• **STATED GOAL**: Check each line of the listing for the string "Republicans", count the lines that have it, and answer with that number only.

• **RECORD LIST**:
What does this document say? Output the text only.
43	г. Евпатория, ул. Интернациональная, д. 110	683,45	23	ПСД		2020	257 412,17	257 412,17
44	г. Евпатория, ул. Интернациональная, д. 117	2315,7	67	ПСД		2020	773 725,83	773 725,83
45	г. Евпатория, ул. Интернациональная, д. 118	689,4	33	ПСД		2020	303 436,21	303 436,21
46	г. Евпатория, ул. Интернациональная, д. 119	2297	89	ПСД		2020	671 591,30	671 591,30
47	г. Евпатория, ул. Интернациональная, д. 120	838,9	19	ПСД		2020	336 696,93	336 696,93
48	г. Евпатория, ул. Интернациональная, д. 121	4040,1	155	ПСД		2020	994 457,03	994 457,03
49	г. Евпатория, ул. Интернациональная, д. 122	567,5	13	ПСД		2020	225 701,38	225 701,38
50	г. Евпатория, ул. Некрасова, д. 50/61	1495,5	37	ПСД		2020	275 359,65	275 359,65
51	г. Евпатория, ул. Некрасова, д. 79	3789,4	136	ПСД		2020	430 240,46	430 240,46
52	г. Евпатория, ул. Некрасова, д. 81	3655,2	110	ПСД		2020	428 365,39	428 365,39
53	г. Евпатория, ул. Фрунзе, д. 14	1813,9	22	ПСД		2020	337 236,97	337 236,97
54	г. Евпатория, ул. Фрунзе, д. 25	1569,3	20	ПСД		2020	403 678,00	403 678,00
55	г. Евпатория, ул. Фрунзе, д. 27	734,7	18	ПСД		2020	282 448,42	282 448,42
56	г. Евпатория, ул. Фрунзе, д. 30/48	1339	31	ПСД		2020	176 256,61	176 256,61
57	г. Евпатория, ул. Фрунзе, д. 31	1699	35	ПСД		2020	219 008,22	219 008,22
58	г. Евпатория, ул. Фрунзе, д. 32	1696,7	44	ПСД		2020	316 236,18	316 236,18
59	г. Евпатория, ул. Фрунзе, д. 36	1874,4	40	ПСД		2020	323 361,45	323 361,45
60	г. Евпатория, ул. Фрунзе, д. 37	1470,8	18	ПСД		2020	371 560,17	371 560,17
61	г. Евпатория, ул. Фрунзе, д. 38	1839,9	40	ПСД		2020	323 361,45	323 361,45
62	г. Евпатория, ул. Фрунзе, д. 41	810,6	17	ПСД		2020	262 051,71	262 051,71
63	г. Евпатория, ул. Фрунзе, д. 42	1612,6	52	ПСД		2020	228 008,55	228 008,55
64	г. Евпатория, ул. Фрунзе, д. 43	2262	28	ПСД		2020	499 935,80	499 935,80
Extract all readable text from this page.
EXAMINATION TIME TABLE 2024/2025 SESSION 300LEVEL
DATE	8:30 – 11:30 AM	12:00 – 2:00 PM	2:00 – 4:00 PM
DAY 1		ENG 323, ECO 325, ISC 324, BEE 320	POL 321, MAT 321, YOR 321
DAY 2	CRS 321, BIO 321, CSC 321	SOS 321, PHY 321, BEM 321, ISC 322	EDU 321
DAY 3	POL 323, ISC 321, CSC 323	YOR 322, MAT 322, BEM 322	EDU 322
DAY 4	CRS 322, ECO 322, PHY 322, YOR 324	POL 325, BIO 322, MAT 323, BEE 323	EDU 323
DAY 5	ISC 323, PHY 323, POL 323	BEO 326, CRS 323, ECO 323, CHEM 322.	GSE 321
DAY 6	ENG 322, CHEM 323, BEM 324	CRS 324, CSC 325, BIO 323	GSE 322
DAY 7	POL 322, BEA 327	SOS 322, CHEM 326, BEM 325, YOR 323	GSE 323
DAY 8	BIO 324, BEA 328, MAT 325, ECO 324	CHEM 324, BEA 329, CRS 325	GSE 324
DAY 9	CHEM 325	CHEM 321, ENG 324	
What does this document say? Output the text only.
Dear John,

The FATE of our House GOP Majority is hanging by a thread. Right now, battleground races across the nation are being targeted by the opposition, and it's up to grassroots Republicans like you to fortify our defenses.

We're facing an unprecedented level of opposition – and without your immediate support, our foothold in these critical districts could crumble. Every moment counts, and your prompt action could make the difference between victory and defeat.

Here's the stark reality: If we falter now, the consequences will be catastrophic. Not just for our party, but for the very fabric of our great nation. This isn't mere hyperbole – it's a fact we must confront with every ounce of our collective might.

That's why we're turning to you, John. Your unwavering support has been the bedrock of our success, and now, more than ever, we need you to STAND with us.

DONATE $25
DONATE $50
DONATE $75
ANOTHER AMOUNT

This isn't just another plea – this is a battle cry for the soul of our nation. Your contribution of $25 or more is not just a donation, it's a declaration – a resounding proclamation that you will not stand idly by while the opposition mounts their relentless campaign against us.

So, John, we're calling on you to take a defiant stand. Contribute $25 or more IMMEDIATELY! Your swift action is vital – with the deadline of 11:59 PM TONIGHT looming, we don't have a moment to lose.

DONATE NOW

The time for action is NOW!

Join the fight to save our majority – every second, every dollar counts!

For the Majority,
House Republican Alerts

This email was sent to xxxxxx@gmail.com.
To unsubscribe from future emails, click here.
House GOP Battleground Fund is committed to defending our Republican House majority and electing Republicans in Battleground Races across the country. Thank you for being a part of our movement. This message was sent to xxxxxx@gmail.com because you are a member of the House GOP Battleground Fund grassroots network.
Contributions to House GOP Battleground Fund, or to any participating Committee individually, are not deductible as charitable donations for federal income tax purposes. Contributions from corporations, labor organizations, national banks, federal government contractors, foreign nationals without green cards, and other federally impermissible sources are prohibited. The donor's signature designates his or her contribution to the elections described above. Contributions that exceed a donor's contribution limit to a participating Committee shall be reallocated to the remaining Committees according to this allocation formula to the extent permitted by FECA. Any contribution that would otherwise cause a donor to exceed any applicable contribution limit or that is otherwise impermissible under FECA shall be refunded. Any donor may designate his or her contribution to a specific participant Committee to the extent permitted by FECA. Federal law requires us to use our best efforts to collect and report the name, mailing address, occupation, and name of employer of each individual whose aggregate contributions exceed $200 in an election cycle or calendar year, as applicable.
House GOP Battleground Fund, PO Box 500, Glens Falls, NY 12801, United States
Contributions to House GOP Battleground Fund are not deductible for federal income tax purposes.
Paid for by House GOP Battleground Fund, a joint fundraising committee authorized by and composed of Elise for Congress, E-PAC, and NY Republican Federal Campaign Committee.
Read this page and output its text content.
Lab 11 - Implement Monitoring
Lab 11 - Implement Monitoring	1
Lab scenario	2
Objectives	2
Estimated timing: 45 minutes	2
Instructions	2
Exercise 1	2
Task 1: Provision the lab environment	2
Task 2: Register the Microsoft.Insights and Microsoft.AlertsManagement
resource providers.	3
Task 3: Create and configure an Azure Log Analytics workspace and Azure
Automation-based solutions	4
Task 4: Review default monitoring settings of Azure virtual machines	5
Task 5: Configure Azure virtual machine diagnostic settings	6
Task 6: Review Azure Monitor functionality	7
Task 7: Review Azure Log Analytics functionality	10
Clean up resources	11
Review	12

• **THE OUTPUT**: 2